— START OF DATA SUPPLIED —
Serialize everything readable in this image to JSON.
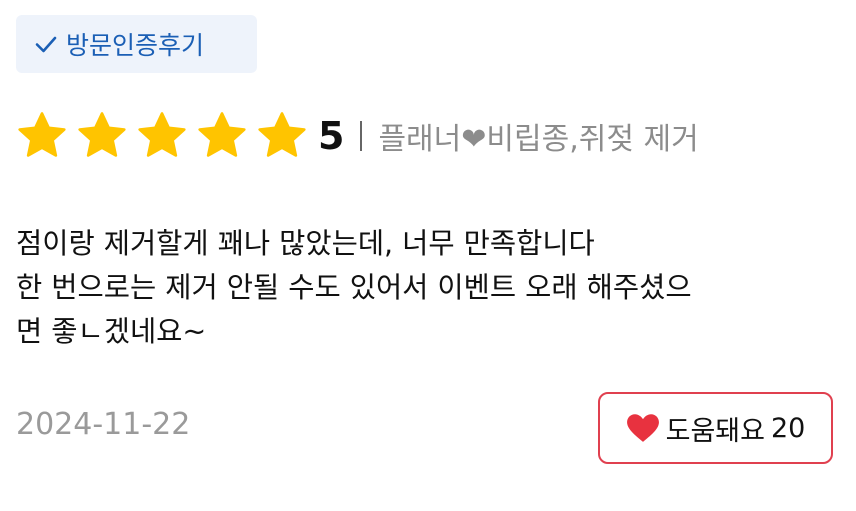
{
  "badge": {
    "label": "방문인증후기",
    "icon": "check-icon"
  },
  "rating": {
    "stars": 5,
    "max_stars": 5,
    "score_text": "5",
    "star_color": "#FFC400",
    "option_before_heart": "플래너",
    "option_after_heart": "비립종,쥐젖 제거"
  },
  "review": {
    "lines": [
      "점이랑 제거할게 꽤나 많았는데, 너무 만족합니다",
      "한 번으로는 제거 안될 수도 있어서 이벤트 오래 해주셨으",
      "면 좋ㄴ겠네요~"
    ]
  },
  "date": "2024-11-22",
  "helpful_button": {
    "label": "도움돼요",
    "count": "20",
    "accent": "#E0404F"
  }
}
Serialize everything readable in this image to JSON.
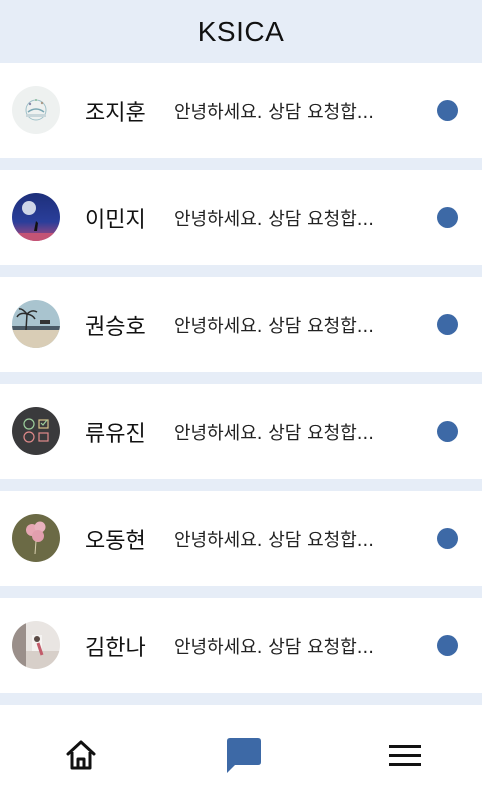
{
  "app": {
    "title": "KSICA"
  },
  "conversations": [
    {
      "name": "조지훈",
      "preview": "안녕하세요. 상담 요청합...",
      "unread": true,
      "avatar": "leaf-art"
    },
    {
      "name": "이민지",
      "preview": "안녕하세요. 상담 요청합...",
      "unread": true,
      "avatar": "night-moon"
    },
    {
      "name": "권승호",
      "preview": "안녕하세요. 상담 요청합...",
      "unread": true,
      "avatar": "beach-palm"
    },
    {
      "name": "류유진",
      "preview": "안녕하세요. 상담 요청합...",
      "unread": true,
      "avatar": "emoji-chalkboard"
    },
    {
      "name": "오동현",
      "preview": "안녕하세요. 상담 요청합...",
      "unread": true,
      "avatar": "pink-balloons"
    },
    {
      "name": "김한나",
      "preview": "안녕하세요. 상담 요청합...",
      "unread": true,
      "avatar": "room-photo"
    }
  ],
  "nav": {
    "items": [
      {
        "icon": "home-icon",
        "active": false
      },
      {
        "icon": "chat-icon",
        "active": true
      },
      {
        "icon": "menu-icon",
        "active": false
      }
    ]
  },
  "colors": {
    "header_bg": "#e6edf7",
    "unread_dot": "#3d69a6",
    "active_nav": "#3d69a6",
    "inactive_nav": "#111111"
  }
}
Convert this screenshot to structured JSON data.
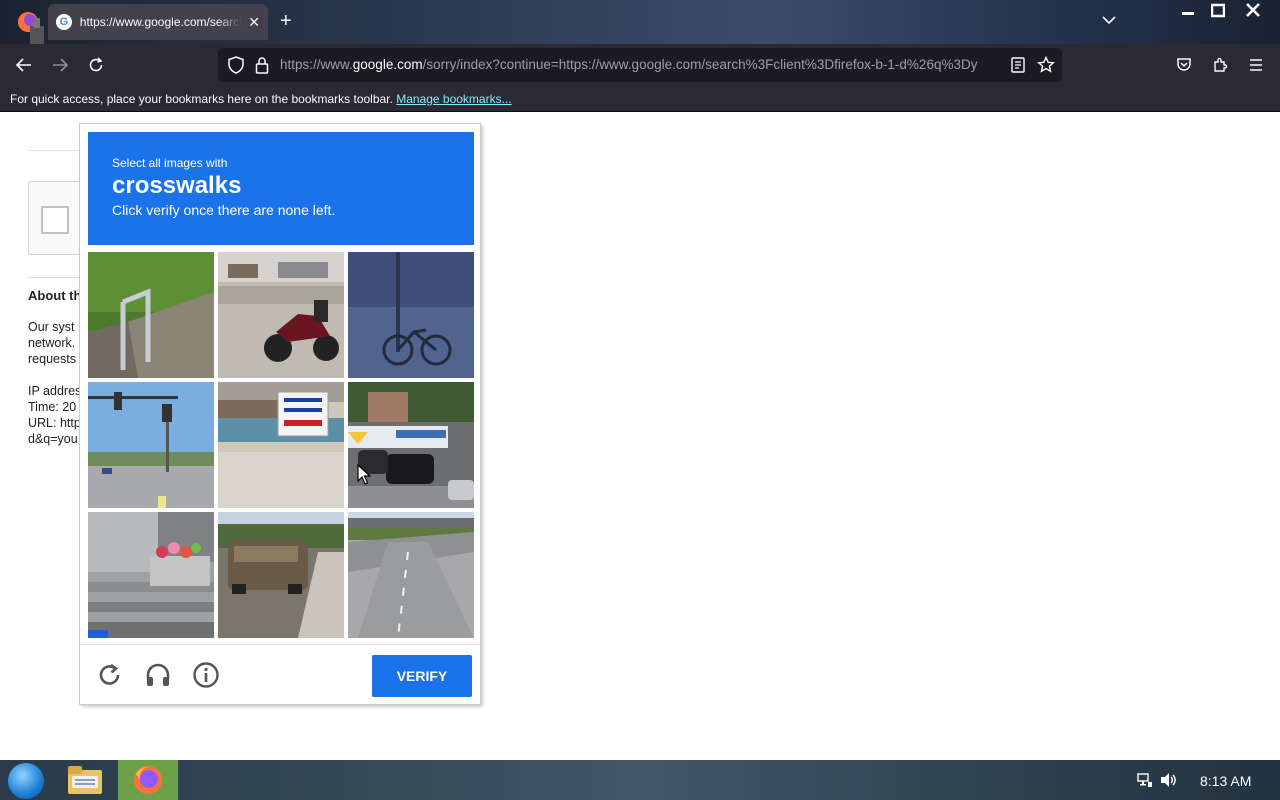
— END OF DATA SUPPLIED —
▸ TASK DESCRIPTION
Output every entry verbatim. Pictures do not belong in the copy.

▸ REPLY TO THE EXERCISE
Serialize everything readable in this image to JSON.
{
  "badge": {
    "label": "방문인증후기",
    "icon": "check-icon"
  },
  "rating": {
    "stars": 5,
    "max_stars": 5,
    "score_text": "5",
    "star_color": "#FFC400",
    "option_before_heart": "플래너",
    "option_after_heart": "비립종,쥐젖 제거"
  },
  "review": {
    "lines": [
      "점이랑 제거할게 꽤나 많았는데, 너무 만족합니다",
      "한 번으로는 제거 안될 수도 있어서 이벤트 오래 해주셨으",
      "면 좋ㄴ겠네요~"
    ]
  },
  "date": "2024-11-22",
  "helpful_button": {
    "label": "도움돼요",
    "count": "20",
    "accent": "#E0404F"
  }
}
Serialize everything readable in this image to JSON.
{
  "app": {
    "title": "KSICA"
  },
  "conversations": [
    {
      "name": "조지훈",
      "preview": "안녕하세요. 상담 요청합...",
      "unread": true,
      "avatar": "leaf-art"
    },
    {
      "name": "이민지",
      "preview": "안녕하세요. 상담 요청합...",
      "unread": true,
      "avatar": "night-moon"
    },
    {
      "name": "권승호",
      "preview": "안녕하세요. 상담 요청합...",
      "unread": true,
      "avatar": "beach-palm"
    },
    {
      "name": "류유진",
      "preview": "안녕하세요. 상담 요청합...",
      "unread": true,
      "avatar": "emoji-chalkboard"
    },
    {
      "name": "오동현",
      "preview": "안녕하세요. 상담 요청합...",
      "unread": true,
      "avatar": "pink-balloons"
    },
    {
      "name": "김한나",
      "preview": "안녕하세요. 상담 요청합...",
      "unread": true,
      "avatar": "room-photo"
    }
  ],
  "nav": {
    "items": [
      {
        "icon": "home-icon",
        "active": false
      },
      {
        "icon": "chat-icon",
        "active": true
      },
      {
        "icon": "menu-icon",
        "active": false
      }
    ]
  },
  "colors": {
    "header_bg": "#e6edf7",
    "unread_dot": "#3d69a6",
    "active_nav": "#3d69a6",
    "inactive_nav": "#111111"
  }
}
Convert this screenshot to structured JSON data.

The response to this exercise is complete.